-- DIRECTIVE --
Type out every line below exactly as it reads.

-- MATERIAL SHOWN --
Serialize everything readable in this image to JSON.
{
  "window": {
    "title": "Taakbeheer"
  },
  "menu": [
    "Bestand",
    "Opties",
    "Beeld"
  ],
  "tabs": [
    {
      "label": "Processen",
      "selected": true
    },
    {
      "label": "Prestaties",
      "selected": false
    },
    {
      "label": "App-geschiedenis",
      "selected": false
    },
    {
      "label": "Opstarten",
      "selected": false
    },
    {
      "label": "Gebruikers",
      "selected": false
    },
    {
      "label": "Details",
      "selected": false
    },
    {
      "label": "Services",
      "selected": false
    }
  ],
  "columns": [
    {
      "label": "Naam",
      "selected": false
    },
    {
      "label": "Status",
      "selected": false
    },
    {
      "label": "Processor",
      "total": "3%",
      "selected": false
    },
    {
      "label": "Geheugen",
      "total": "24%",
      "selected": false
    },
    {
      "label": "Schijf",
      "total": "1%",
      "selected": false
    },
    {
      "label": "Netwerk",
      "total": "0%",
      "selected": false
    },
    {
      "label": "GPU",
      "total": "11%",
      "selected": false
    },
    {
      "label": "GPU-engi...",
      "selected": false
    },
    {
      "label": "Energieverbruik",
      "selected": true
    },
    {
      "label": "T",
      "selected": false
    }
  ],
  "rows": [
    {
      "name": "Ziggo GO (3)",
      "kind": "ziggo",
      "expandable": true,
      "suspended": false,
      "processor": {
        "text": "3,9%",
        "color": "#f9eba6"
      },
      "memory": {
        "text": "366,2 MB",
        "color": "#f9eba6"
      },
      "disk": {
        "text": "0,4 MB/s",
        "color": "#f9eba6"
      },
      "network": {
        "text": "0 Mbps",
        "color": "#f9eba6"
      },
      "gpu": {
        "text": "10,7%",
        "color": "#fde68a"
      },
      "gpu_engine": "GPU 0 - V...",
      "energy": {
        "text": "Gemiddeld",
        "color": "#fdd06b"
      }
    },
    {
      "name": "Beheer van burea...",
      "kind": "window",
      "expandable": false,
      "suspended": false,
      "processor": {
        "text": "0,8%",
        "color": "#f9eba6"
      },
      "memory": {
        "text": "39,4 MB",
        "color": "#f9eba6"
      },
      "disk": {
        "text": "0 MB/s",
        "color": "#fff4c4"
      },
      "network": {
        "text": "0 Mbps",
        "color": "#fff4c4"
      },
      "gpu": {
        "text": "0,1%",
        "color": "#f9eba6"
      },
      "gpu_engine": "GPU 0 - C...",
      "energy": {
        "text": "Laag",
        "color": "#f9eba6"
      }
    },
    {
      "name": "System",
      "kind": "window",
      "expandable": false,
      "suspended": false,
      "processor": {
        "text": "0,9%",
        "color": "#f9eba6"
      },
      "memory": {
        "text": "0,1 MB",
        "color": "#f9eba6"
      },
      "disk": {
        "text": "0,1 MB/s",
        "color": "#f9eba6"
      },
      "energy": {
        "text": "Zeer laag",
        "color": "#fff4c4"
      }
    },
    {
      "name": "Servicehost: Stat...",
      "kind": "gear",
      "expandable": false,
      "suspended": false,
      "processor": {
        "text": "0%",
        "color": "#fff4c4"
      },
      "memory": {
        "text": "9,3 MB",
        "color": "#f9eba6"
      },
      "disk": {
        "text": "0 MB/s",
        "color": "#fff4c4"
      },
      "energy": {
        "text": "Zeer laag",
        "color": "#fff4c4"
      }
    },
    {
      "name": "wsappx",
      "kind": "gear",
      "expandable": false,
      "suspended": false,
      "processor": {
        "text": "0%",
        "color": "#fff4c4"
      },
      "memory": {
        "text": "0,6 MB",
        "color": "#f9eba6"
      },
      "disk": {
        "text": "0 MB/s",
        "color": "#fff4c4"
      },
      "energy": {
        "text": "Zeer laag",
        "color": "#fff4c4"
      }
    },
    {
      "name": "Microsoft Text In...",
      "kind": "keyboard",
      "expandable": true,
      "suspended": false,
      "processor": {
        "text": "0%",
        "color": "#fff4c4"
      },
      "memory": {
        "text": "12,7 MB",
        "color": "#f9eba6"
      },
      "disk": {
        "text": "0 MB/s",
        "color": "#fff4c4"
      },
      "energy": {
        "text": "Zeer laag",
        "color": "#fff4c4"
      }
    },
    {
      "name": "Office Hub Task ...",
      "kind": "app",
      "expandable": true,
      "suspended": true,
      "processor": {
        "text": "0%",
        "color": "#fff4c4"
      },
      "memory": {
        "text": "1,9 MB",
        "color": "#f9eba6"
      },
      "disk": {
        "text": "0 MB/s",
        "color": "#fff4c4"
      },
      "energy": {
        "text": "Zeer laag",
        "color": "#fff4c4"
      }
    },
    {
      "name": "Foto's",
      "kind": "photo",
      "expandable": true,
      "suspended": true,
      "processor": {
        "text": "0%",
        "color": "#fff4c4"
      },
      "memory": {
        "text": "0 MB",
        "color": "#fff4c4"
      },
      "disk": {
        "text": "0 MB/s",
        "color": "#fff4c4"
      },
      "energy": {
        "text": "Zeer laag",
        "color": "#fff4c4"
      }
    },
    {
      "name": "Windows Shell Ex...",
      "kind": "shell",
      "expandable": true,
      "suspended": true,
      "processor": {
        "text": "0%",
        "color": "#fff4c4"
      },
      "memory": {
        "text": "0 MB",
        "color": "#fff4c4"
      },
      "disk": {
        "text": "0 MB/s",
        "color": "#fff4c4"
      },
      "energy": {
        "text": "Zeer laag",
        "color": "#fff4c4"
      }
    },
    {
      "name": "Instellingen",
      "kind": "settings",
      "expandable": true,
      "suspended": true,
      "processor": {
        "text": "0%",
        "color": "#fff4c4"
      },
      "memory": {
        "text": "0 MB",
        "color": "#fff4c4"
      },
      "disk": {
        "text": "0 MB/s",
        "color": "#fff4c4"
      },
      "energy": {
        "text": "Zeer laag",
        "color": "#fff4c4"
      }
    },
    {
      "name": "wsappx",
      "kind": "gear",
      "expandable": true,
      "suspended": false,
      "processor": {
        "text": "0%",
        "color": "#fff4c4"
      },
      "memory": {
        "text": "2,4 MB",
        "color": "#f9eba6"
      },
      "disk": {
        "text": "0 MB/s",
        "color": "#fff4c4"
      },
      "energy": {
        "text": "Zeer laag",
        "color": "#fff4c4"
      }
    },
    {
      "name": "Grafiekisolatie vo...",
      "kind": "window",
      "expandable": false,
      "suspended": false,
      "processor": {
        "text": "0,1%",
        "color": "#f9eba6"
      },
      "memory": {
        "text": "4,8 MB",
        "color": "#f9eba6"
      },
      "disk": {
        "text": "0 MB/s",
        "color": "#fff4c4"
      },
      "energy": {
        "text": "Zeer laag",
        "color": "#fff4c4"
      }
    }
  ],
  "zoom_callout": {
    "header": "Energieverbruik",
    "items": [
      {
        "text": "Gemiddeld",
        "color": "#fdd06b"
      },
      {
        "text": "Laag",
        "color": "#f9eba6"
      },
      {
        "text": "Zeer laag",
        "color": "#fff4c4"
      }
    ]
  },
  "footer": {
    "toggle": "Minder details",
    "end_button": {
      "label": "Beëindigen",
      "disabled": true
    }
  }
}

-- SOLUTION TO THE EXERCISE --
Serialize everything readable in this image to JSON.
{
  "window": {
    "title": "Taakbeheer"
  },
  "menu": [
    "Bestand",
    "Opties",
    "Beeld"
  ],
  "tabs": [
    {
      "label": "Processen",
      "selected": true
    },
    {
      "label": "Prestaties",
      "selected": false
    },
    {
      "label": "App-geschiedenis",
      "selected": false
    },
    {
      "label": "Opstarten",
      "selected": false
    },
    {
      "label": "Gebruikers",
      "selected": false
    },
    {
      "label": "Details",
      "selected": false
    },
    {
      "label": "Services",
      "selected": false
    }
  ],
  "columns": [
    {
      "label": "Naam",
      "selected": false
    },
    {
      "label": "Status",
      "selected": false
    },
    {
      "label": "Processor",
      "total": "3%",
      "selected": false
    },
    {
      "label": "Geheugen",
      "total": "24%",
      "selected": false
    },
    {
      "label": "Schijf",
      "total": "1%",
      "selected": false
    },
    {
      "label": "Netwerk",
      "total": "0%",
      "selected": false
    },
    {
      "label": "GPU",
      "total": "11%",
      "selected": false
    },
    {
      "label": "GPU-engi...",
      "selected": false
    },
    {
      "label": "Energieverbruik",
      "selected": true
    },
    {
      "label": "T",
      "selected": false
    }
  ],
  "rows": [
    {
      "name": "Ziggo GO (3)",
      "kind": "ziggo",
      "expandable": true,
      "suspended": false,
      "processor": {
        "text": "3,9%",
        "color": "#f9eba6"
      },
      "memory": {
        "text": "366,2 MB",
        "color": "#f9eba6"
      },
      "disk": {
        "text": "0,4 MB/s",
        "color": "#f9eba6"
      },
      "network": {
        "text": "0 Mbps",
        "color": "#f9eba6"
      },
      "gpu": {
        "text": "10,7%",
        "color": "#fde68a"
      },
      "gpu_engine": "GPU 0 - V...",
      "energy": {
        "text": "Gemiddeld",
        "color": "#fdd06b"
      }
    },
    {
      "name": "Beheer van burea...",
      "kind": "window",
      "expandable": false,
      "suspended": false,
      "processor": {
        "text": "0,8%",
        "color": "#f9eba6"
      },
      "memory": {
        "text": "39,4 MB",
        "color": "#f9eba6"
      },
      "disk": {
        "text": "0 MB/s",
        "color": "#fff4c4"
      },
      "network": {
        "text": "0 Mbps",
        "color": "#fff4c4"
      },
      "gpu": {
        "text": "0,1%",
        "color": "#f9eba6"
      },
      "gpu_engine": "GPU 0 - C...",
      "energy": {
        "text": "Laag",
        "color": "#f9eba6"
      }
    },
    {
      "name": "System",
      "kind": "window",
      "expandable": false,
      "suspended": false,
      "processor": {
        "text": "0,9%",
        "color": "#f9eba6"
      },
      "memory": {
        "text": "0,1 MB",
        "color": "#f9eba6"
      },
      "disk": {
        "text": "0,1 MB/s",
        "color": "#f9eba6"
      },
      "energy": {
        "text": "Zeer laag",
        "color": "#fff4c4"
      }
    },
    {
      "name": "Servicehost: Stat...",
      "kind": "gear",
      "expandable": false,
      "suspended": false,
      "processor": {
        "text": "0%",
        "color": "#fff4c4"
      },
      "memory": {
        "text": "9,3 MB",
        "color": "#f9eba6"
      },
      "disk": {
        "text": "0 MB/s",
        "color": "#fff4c4"
      },
      "energy": {
        "text": "Zeer laag",
        "color": "#fff4c4"
      }
    },
    {
      "name": "wsappx",
      "kind": "gear",
      "expandable": false,
      "suspended": false,
      "processor": {
        "text": "0%",
        "color": "#fff4c4"
      },
      "memory": {
        "text": "0,6 MB",
        "color": "#f9eba6"
      },
      "disk": {
        "text": "0 MB/s",
        "color": "#fff4c4"
      },
      "energy": {
        "text": "Zeer laag",
        "color": "#fff4c4"
      }
    },
    {
      "name": "Microsoft Text In...",
      "kind": "keyboard",
      "expandable": true,
      "suspended": false,
      "processor": {
        "text": "0%",
        "color": "#fff4c4"
      },
      "memory": {
        "text": "12,7 MB",
        "color": "#f9eba6"
      },
      "disk": {
        "text": "0 MB/s",
        "color": "#fff4c4"
      },
      "energy": {
        "text": "Zeer laag",
        "color": "#fff4c4"
      }
    },
    {
      "name": "Office Hub Task ...",
      "kind": "app",
      "expandable": true,
      "suspended": true,
      "processor": {
        "text": "0%",
        "color": "#fff4c4"
      },
      "memory": {
        "text": "1,9 MB",
        "color": "#f9eba6"
      },
      "disk": {
        "text": "0 MB/s",
        "color": "#fff4c4"
      },
      "energy": {
        "text": "Zeer laag",
        "color": "#fff4c4"
      }
    },
    {
      "name": "Foto's",
      "kind": "photo",
      "expandable": true,
      "suspended": true,
      "processor": {
        "text": "0%",
        "color": "#fff4c4"
      },
      "memory": {
        "text": "0 MB",
        "color": "#fff4c4"
      },
      "disk": {
        "text": "0 MB/s",
        "color": "#fff4c4"
      },
      "energy": {
        "text": "Zeer laag",
        "color": "#fff4c4"
      }
    },
    {
      "name": "Windows Shell Ex...",
      "kind": "shell",
      "expandable": true,
      "suspended": true,
      "processor": {
        "text": "0%",
        "color": "#fff4c4"
      },
      "memory": {
        "text": "0 MB",
        "color": "#fff4c4"
      },
      "disk": {
        "text": "0 MB/s",
        "color": "#fff4c4"
      },
      "energy": {
        "text": "Zeer laag",
        "color": "#fff4c4"
      }
    },
    {
      "name": "Instellingen",
      "kind": "settings",
      "expandable": true,
      "suspended": true,
      "processor": {
        "text": "0%",
        "color": "#fff4c4"
      },
      "memory": {
        "text": "0 MB",
        "color": "#fff4c4"
      },
      "disk": {
        "text": "0 MB/s",
        "color": "#fff4c4"
      },
      "energy": {
        "text": "Zeer laag",
        "color": "#fff4c4"
      }
    },
    {
      "name": "wsappx",
      "kind": "gear",
      "expandable": true,
      "suspended": false,
      "processor": {
        "text": "0%",
        "color": "#fff4c4"
      },
      "memory": {
        "text": "2,4 MB",
        "color": "#f9eba6"
      },
      "disk": {
        "text": "0 MB/s",
        "color": "#fff4c4"
      },
      "energy": {
        "text": "Zeer laag",
        "color": "#fff4c4"
      }
    },
    {
      "name": "Grafiekisolatie vo...",
      "kind": "window",
      "expandable": false,
      "suspended": false,
      "processor": {
        "text": "0,1%",
        "color": "#f9eba6"
      },
      "memory": {
        "text": "4,8 MB",
        "color": "#f9eba6"
      },
      "disk": {
        "text": "0 MB/s",
        "color": "#fff4c4"
      },
      "energy": {
        "text": "Zeer laag",
        "color": "#fff4c4"
      }
    }
  ],
  "zoom_callout": {
    "header": "Energieverbruik",
    "items": [
      {
        "text": "Gemiddeld",
        "color": "#fdd06b"
      },
      {
        "text": "Laag",
        "color": "#f9eba6"
      },
      {
        "text": "Zeer laag",
        "color": "#fff4c4"
      }
    ]
  },
  "footer": {
    "toggle": "Minder details",
    "end_button": {
      "label": "Beëindigen",
      "disabled": true
    }
  }
}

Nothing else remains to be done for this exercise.